Requirement ▸
Output every entry exactly, from the first line to the last.
------ Raw records
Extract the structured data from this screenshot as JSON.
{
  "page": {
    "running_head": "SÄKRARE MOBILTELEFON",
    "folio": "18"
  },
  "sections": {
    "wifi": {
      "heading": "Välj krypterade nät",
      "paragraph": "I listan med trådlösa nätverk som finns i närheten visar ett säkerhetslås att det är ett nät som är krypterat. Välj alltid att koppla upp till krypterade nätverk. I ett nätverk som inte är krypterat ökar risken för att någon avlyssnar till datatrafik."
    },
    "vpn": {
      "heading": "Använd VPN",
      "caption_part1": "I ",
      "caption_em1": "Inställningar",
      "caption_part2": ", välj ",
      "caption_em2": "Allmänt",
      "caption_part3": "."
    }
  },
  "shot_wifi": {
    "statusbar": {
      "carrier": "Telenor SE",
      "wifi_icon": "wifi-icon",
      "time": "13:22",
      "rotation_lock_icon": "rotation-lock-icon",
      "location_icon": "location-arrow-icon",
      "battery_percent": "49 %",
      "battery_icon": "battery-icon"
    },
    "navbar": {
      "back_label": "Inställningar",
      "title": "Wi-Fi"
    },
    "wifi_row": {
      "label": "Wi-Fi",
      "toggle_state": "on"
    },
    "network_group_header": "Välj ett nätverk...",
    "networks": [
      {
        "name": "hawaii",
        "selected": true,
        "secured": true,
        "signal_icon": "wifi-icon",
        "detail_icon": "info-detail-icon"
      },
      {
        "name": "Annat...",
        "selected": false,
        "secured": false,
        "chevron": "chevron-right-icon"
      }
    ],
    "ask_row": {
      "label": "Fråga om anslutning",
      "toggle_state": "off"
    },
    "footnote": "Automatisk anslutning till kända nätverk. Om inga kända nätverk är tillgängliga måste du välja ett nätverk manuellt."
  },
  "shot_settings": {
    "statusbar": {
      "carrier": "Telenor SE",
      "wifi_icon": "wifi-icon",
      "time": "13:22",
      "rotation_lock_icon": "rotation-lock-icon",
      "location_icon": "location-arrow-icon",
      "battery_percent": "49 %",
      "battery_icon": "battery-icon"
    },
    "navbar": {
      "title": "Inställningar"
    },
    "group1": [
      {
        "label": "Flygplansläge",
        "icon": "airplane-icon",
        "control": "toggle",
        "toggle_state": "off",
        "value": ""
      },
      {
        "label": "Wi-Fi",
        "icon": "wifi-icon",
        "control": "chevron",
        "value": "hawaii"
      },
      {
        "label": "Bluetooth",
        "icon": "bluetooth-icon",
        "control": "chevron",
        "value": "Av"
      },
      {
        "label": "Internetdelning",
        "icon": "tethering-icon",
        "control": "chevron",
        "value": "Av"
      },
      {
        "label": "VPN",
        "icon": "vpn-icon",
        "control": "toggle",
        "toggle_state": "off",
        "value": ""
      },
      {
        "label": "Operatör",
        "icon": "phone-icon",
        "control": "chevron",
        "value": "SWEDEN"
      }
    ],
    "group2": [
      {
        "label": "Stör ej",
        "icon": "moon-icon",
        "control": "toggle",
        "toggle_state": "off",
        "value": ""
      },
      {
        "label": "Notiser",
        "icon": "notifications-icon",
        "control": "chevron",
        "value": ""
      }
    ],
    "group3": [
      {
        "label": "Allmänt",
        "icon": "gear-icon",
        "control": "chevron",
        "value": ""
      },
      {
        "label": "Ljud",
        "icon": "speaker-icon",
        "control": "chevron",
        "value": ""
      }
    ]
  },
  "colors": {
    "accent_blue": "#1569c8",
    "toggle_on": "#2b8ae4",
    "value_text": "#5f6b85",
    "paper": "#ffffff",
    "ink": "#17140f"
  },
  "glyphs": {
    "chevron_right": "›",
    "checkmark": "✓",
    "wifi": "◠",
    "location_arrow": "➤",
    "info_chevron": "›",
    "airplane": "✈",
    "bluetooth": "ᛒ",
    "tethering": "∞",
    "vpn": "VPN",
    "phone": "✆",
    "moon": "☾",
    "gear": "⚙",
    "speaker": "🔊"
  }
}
------------
Task response ▸
Extract the structured data from this screenshot as JSON.
{
  "page": {
    "running_head": "SÄKRARE MOBILTELEFON",
    "folio": "18"
  },
  "sections": {
    "wifi": {
      "heading": "Välj krypterade nät",
      "paragraph": "I listan med trådlösa nätverk som finns i närheten visar ett säkerhetslås att det är ett nät som är krypterat. Välj alltid att koppla upp till krypterade nätverk. I ett nätverk som inte är krypterat ökar risken för att någon avlyssnar till datatrafik."
    },
    "vpn": {
      "heading": "Använd VPN",
      "caption_part1": "I ",
      "caption_em1": "Inställningar",
      "caption_part2": ", välj ",
      "caption_em2": "Allmänt",
      "caption_part3": "."
    }
  },
  "shot_wifi": {
    "statusbar": {
      "carrier": "Telenor SE",
      "wifi_icon": "wifi-icon",
      "time": "13:22",
      "rotation_lock_icon": "rotation-lock-icon",
      "location_icon": "location-arrow-icon",
      "battery_percent": "49 %",
      "battery_icon": "battery-icon"
    },
    "navbar": {
      "back_label": "Inställningar",
      "title": "Wi-Fi"
    },
    "wifi_row": {
      "label": "Wi-Fi",
      "toggle_state": "on"
    },
    "network_group_header": "Välj ett nätverk...",
    "networks": [
      {
        "name": "hawaii",
        "selected": true,
        "secured": true,
        "signal_icon": "wifi-icon",
        "detail_icon": "info-detail-icon"
      },
      {
        "name": "Annat...",
        "selected": false,
        "secured": false,
        "chevron": "chevron-right-icon"
      }
    ],
    "ask_row": {
      "label": "Fråga om anslutning",
      "toggle_state": "off"
    },
    "footnote": "Automatisk anslutning till kända nätverk. Om inga kända nätverk är tillgängliga måste du välja ett nätverk manuellt."
  },
  "shot_settings": {
    "statusbar": {
      "carrier": "Telenor SE",
      "wifi_icon": "wifi-icon",
      "time": "13:22",
      "rotation_lock_icon": "rotation-lock-icon",
      "location_icon": "location-arrow-icon",
      "battery_percent": "49 %",
      "battery_icon": "battery-icon"
    },
    "navbar": {
      "title": "Inställningar"
    },
    "group1": [
      {
        "label": "Flygplansläge",
        "icon": "airplane-icon",
        "control": "toggle",
        "toggle_state": "off",
        "value": ""
      },
      {
        "label": "Wi-Fi",
        "icon": "wifi-icon",
        "control": "chevron",
        "value": "hawaii"
      },
      {
        "label": "Bluetooth",
        "icon": "bluetooth-icon",
        "control": "chevron",
        "value": "Av"
      },
      {
        "label": "Internetdelning",
        "icon": "tethering-icon",
        "control": "chevron",
        "value": "Av"
      },
      {
        "label": "VPN",
        "icon": "vpn-icon",
        "control": "toggle",
        "toggle_state": "off",
        "value": ""
      },
      {
        "label": "Operatör",
        "icon": "phone-icon",
        "control": "chevron",
        "value": "SWEDEN"
      }
    ],
    "group2": [
      {
        "label": "Stör ej",
        "icon": "moon-icon",
        "control": "toggle",
        "toggle_state": "off",
        "value": ""
      },
      {
        "label": "Notiser",
        "icon": "notifications-icon",
        "control": "chevron",
        "value": ""
      }
    ],
    "group3": [
      {
        "label": "Allmänt",
        "icon": "gear-icon",
        "control": "chevron",
        "value": ""
      },
      {
        "label": "Ljud",
        "icon": "speaker-icon",
        "control": "chevron",
        "value": ""
      }
    ]
  },
  "colors": {
    "accent_blue": "#1569c8",
    "toggle_on": "#2b8ae4",
    "value_text": "#5f6b85",
    "paper": "#ffffff",
    "ink": "#17140f"
  },
  "glyphs": {
    "chevron_right": "›",
    "checkmark": "✓",
    "wifi": "◠",
    "location_arrow": "➤",
    "info_chevron": "›",
    "airplane": "✈",
    "bluetooth": "ᛒ",
    "tethering": "∞",
    "vpn": "VPN",
    "phone": "✆",
    "moon": "☾",
    "gear": "⚙",
    "speaker": "🔊"
  }
}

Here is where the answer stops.